Reproduce every entry exactly as shown.

Data extracted from a collection:
----------------------------------------
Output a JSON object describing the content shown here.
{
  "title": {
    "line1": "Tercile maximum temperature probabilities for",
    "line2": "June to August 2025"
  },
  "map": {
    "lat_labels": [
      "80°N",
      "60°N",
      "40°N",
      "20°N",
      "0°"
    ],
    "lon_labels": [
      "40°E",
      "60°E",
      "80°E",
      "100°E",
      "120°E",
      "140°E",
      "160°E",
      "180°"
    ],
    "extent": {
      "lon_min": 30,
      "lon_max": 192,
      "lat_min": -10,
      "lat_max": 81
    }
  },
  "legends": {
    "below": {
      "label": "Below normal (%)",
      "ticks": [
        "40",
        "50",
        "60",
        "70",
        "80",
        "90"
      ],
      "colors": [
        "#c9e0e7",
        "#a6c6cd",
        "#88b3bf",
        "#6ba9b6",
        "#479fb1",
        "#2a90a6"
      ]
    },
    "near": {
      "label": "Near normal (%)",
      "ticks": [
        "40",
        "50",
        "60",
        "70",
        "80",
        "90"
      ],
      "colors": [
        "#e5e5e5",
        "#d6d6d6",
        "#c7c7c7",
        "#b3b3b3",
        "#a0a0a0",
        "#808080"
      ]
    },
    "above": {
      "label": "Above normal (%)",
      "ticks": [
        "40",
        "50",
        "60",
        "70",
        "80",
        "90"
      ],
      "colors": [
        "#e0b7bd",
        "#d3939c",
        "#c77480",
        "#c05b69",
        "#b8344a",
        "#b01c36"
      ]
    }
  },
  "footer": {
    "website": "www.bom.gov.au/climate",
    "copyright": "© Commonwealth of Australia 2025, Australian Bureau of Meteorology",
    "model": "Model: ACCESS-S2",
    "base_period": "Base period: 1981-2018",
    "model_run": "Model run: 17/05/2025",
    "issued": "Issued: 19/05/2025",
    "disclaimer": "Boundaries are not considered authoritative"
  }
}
----------------------------------------
■ **FINISHED EXERCISE**
Output a JSON object describing the content shown here.
{
  "title": {
    "line1": "Tercile maximum temperature probabilities for",
    "line2": "June to August 2025"
  },
  "map": {
    "lat_labels": [
      "80°N",
      "60°N",
      "40°N",
      "20°N",
      "0°"
    ],
    "lon_labels": [
      "40°E",
      "60°E",
      "80°E",
      "100°E",
      "120°E",
      "140°E",
      "160°E",
      "180°"
    ],
    "extent": {
      "lon_min": 30,
      "lon_max": 192,
      "lat_min": -10,
      "lat_max": 81
    }
  },
  "legends": {
    "below": {
      "label": "Below normal (%)",
      "ticks": [
        "40",
        "50",
        "60",
        "70",
        "80",
        "90"
      ],
      "colors": [
        "#c9e0e7",
        "#a6c6cd",
        "#88b3bf",
        "#6ba9b6",
        "#479fb1",
        "#2a90a6"
      ]
    },
    "near": {
      "label": "Near normal (%)",
      "ticks": [
        "40",
        "50",
        "60",
        "70",
        "80",
        "90"
      ],
      "colors": [
        "#e5e5e5",
        "#d6d6d6",
        "#c7c7c7",
        "#b3b3b3",
        "#a0a0a0",
        "#808080"
      ]
    },
    "above": {
      "label": "Above normal (%)",
      "ticks": [
        "40",
        "50",
        "60",
        "70",
        "80",
        "90"
      ],
      "colors": [
        "#e0b7bd",
        "#d3939c",
        "#c77480",
        "#c05b69",
        "#b8344a",
        "#b01c36"
      ]
    }
  },
  "footer": {
    "website": "www.bom.gov.au/climate",
    "copyright": "© Commonwealth of Australia 2025, Australian Bureau of Meteorology",
    "model": "Model: ACCESS-S2",
    "base_period": "Base period: 1981-2018",
    "model_run": "Model run: 17/05/2025",
    "issued": "Issued: 19/05/2025",
    "disclaimer": "Boundaries are not considered authoritative"
  }
}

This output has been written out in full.